▶ **Instructions for the task**
Extract each line bearing the word "legend".

▶ **Part of a data file**

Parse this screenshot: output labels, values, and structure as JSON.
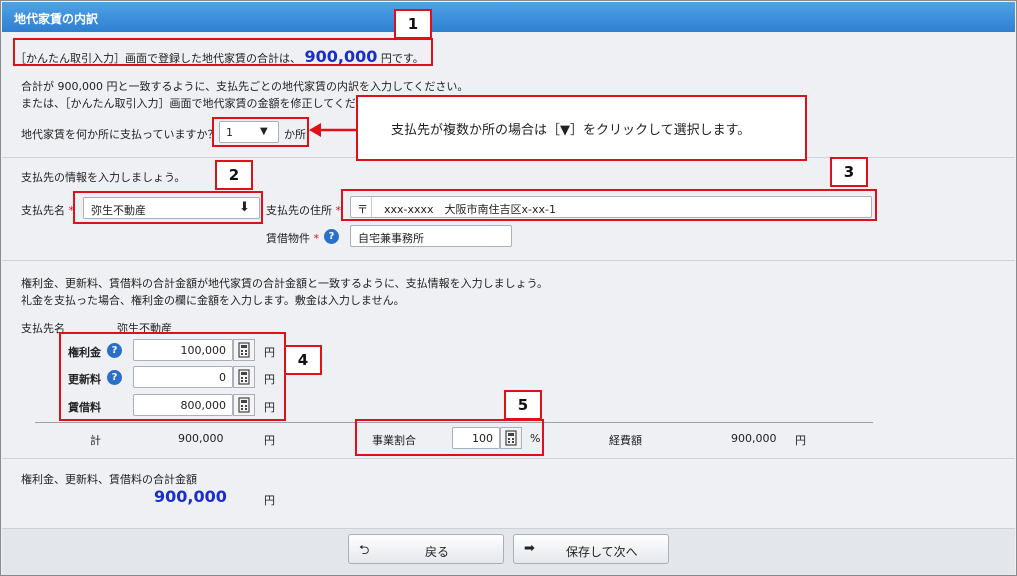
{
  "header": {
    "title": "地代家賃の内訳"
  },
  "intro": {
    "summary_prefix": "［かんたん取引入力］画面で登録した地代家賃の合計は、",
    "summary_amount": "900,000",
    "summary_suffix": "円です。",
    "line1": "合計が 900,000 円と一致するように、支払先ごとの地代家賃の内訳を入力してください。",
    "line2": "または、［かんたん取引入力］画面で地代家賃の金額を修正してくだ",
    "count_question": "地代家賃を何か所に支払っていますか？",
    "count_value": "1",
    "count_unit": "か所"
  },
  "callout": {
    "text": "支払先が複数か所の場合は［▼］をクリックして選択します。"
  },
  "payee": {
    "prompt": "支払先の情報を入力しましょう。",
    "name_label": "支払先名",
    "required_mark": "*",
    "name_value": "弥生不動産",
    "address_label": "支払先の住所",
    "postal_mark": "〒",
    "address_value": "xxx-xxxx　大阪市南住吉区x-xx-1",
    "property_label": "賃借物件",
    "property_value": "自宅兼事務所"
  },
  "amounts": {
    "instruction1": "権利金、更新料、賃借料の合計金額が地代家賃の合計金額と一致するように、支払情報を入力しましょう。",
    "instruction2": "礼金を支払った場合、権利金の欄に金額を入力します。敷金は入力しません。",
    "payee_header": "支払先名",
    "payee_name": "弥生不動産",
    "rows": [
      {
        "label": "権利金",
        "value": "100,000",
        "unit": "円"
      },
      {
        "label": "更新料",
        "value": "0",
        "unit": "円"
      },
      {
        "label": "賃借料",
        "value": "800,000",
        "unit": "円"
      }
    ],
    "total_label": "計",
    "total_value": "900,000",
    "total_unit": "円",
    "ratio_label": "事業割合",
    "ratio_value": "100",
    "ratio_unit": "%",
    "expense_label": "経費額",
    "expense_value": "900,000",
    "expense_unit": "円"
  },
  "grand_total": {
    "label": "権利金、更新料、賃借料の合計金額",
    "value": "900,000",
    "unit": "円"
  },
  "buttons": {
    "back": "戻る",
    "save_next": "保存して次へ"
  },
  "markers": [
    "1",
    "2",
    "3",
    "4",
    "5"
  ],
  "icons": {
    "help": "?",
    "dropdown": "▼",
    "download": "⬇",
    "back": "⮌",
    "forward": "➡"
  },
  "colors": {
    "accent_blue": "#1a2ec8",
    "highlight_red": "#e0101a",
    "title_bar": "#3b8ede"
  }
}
* * *
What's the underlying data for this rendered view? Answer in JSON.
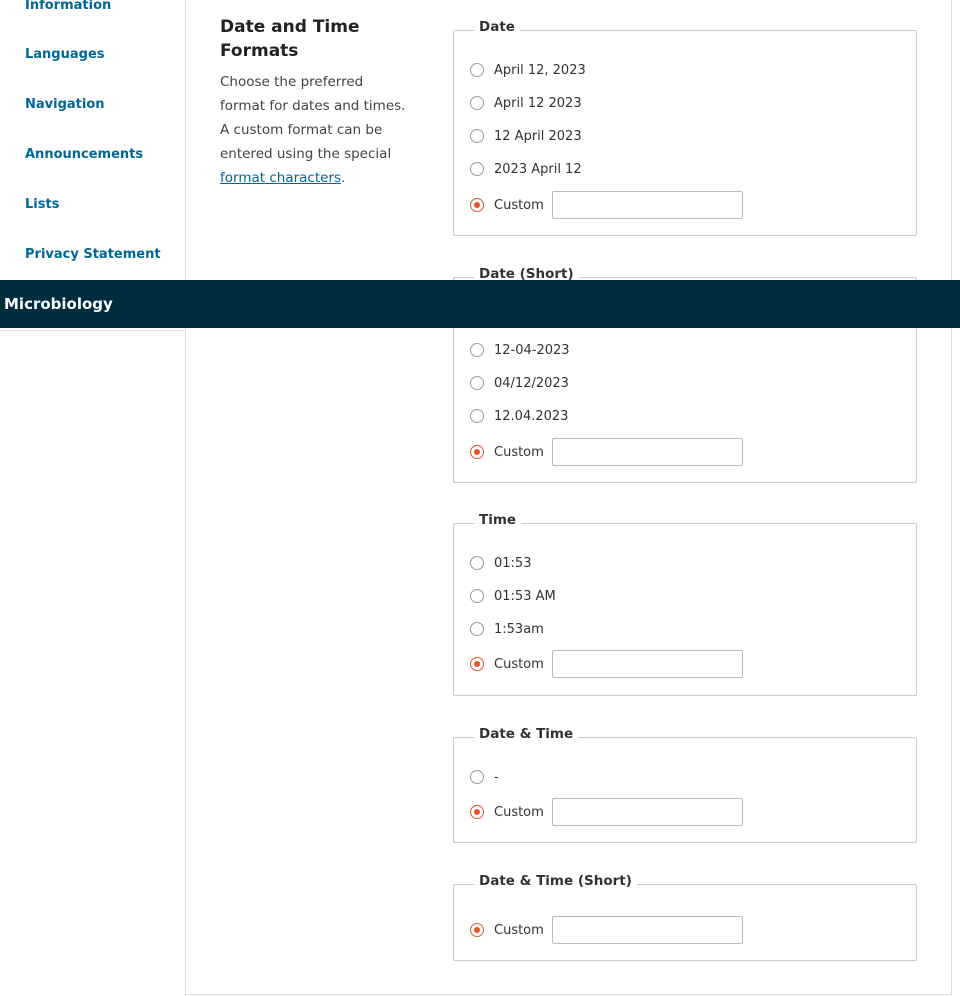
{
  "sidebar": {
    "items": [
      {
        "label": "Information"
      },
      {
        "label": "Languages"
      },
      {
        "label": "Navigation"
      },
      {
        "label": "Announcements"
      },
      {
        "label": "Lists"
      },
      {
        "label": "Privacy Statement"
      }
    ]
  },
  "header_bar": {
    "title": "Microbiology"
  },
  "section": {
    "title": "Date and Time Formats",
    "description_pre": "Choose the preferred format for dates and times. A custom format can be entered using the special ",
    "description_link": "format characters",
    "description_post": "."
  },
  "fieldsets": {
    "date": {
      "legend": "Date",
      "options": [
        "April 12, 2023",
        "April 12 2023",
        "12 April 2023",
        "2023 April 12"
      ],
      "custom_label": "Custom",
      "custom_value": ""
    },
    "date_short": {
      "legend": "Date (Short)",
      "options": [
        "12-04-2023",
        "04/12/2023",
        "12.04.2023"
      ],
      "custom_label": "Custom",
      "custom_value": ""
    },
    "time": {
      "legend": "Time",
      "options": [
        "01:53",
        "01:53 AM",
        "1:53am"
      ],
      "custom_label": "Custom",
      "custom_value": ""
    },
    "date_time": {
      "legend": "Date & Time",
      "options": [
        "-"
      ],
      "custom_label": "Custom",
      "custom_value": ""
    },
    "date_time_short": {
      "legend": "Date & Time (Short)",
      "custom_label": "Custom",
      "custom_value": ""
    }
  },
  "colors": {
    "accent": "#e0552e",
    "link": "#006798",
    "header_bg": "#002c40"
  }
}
---
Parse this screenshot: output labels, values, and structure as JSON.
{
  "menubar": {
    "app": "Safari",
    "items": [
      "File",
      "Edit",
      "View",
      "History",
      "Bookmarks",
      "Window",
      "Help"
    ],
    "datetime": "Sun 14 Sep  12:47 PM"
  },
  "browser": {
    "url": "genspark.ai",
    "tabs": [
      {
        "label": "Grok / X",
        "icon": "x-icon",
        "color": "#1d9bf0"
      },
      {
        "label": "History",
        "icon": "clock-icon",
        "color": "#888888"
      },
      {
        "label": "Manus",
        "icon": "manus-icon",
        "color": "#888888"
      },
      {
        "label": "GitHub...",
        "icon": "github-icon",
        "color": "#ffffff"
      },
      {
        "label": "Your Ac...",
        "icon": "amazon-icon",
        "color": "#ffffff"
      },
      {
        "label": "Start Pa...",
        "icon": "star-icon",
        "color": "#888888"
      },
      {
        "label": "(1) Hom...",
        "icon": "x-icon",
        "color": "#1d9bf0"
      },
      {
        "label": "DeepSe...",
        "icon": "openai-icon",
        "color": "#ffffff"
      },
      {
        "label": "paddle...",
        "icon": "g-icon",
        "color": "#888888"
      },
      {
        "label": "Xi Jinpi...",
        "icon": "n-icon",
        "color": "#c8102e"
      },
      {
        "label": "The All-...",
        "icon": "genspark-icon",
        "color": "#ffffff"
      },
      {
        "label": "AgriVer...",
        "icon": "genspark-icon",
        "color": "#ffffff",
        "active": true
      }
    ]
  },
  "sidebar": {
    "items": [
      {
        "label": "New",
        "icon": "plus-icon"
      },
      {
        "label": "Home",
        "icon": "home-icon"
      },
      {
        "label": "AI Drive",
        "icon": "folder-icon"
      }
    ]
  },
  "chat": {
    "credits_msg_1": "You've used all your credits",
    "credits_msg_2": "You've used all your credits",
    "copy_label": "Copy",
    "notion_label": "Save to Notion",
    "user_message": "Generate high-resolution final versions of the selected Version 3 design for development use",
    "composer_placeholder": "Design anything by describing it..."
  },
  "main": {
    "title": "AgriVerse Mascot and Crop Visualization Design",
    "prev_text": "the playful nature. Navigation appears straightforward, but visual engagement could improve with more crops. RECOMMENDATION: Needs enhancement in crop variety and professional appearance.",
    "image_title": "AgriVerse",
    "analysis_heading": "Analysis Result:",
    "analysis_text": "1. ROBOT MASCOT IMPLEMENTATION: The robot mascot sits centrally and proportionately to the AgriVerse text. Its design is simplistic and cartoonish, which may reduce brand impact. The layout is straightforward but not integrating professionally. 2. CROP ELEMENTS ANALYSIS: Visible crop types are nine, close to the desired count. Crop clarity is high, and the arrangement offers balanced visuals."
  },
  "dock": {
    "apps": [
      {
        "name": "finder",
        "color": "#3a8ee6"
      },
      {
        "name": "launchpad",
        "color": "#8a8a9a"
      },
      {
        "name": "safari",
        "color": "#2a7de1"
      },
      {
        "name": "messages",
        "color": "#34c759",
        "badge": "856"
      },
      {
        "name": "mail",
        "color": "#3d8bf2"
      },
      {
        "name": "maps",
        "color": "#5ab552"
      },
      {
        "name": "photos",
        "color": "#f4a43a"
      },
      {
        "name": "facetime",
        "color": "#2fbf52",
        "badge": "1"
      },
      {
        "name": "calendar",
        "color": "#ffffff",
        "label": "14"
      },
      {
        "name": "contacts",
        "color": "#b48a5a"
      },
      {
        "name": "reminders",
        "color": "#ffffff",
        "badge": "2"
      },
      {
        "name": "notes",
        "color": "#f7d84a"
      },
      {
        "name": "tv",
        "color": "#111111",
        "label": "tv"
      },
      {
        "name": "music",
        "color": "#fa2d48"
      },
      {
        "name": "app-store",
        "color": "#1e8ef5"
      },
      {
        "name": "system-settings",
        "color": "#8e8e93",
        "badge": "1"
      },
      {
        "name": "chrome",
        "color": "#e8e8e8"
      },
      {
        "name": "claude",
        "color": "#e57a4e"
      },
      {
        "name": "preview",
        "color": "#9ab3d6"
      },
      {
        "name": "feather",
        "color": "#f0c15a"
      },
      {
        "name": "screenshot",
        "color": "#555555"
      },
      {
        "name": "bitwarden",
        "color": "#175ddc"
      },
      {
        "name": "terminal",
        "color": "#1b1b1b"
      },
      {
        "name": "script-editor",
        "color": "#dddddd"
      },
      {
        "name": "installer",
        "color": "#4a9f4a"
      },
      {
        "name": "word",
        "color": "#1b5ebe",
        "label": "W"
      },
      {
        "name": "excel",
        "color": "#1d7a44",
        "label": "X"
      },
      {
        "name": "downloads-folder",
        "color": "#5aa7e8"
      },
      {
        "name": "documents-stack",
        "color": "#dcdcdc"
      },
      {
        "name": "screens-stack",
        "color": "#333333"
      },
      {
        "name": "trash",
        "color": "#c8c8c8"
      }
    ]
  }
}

▶ **Output**
      "legend": "Date",
      "legend": "Date (Short)",
      "legend": "Time",
      "legend": "Date & Time",
      "legend": "Date & Time (Short)",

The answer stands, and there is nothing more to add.